INSTRUCTIONS FOR THE TASK: Scan the entries below. Return every line that includes "Jungen".

[EXERCISE INPUT Boundary: Start]

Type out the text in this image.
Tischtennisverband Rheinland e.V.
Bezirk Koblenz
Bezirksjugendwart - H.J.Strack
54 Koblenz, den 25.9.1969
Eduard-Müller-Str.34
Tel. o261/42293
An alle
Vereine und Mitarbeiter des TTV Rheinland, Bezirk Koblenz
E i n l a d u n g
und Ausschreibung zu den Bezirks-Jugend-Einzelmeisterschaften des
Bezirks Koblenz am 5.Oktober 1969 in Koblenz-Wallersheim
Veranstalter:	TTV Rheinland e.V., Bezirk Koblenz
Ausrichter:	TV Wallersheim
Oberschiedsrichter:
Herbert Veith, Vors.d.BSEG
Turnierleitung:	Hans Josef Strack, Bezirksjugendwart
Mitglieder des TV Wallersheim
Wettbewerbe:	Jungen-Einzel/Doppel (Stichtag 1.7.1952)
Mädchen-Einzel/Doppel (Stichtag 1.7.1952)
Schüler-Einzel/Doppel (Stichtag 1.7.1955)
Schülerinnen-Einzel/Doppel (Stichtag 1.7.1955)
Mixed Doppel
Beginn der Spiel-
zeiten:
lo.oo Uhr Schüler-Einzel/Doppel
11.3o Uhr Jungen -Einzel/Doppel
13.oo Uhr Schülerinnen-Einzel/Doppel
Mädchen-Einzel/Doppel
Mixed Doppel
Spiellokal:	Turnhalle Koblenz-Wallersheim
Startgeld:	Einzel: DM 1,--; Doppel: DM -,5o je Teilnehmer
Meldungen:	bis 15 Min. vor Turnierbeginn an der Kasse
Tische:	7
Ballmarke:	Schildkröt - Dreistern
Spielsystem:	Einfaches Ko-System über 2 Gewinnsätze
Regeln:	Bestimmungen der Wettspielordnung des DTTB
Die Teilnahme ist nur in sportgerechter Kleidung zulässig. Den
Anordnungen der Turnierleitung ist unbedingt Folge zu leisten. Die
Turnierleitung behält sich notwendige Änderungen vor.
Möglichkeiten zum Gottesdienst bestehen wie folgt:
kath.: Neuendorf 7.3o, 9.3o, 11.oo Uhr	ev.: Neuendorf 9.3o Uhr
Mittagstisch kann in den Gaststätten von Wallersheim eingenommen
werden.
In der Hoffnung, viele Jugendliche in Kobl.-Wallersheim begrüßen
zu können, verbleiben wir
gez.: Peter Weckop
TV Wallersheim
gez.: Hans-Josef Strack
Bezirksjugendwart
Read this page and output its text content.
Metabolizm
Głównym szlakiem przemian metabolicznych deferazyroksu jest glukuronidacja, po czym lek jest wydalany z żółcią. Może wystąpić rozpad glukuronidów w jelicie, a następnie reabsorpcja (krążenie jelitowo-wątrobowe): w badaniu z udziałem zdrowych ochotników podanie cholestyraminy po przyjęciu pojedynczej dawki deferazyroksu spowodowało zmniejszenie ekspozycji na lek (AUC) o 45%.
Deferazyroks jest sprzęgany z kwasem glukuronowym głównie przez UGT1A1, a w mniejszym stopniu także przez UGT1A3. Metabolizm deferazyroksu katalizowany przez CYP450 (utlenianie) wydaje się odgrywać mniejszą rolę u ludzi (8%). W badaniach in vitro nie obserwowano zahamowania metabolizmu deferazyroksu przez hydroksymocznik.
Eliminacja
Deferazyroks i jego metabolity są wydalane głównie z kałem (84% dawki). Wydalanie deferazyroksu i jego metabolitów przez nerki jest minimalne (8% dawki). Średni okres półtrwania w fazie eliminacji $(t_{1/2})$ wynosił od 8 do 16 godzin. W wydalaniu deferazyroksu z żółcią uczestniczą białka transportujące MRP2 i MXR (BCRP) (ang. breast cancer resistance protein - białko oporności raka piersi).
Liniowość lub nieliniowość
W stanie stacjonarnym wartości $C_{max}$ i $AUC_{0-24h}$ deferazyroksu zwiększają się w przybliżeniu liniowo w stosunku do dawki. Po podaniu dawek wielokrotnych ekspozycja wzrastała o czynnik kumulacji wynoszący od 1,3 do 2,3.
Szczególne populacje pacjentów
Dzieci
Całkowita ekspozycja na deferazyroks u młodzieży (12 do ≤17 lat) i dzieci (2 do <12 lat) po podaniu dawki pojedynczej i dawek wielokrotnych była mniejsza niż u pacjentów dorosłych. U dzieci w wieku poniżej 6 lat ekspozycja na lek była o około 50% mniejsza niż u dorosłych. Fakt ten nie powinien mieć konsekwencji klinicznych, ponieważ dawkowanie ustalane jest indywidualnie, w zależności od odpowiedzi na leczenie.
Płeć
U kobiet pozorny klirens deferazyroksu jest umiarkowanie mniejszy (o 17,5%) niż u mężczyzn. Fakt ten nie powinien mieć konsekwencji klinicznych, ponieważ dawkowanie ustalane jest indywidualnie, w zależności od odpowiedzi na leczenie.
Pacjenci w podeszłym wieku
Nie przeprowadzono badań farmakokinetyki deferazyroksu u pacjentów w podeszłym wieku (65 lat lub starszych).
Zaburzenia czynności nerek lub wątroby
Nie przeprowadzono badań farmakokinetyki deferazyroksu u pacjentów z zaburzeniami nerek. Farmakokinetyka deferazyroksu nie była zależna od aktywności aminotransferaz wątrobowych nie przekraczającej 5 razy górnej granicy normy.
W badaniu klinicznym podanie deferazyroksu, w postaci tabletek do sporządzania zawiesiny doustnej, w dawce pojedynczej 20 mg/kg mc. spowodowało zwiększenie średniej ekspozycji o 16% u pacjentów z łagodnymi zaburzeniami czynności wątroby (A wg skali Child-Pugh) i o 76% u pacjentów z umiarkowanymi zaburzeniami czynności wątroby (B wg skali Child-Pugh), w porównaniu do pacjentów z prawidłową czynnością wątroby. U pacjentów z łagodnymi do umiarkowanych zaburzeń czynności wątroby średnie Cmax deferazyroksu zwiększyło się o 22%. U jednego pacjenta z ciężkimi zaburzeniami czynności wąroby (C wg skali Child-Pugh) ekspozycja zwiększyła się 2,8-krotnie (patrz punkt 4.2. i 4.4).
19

[EXERCISE INPUT Boundary: End]

SOLUTION TO THIS TASK:
Wettbewerbe:	Jungen-Einzel/Doppel (Stichtag 1.7.1952)
11.3o Uhr Jungen -Einzel/Doppel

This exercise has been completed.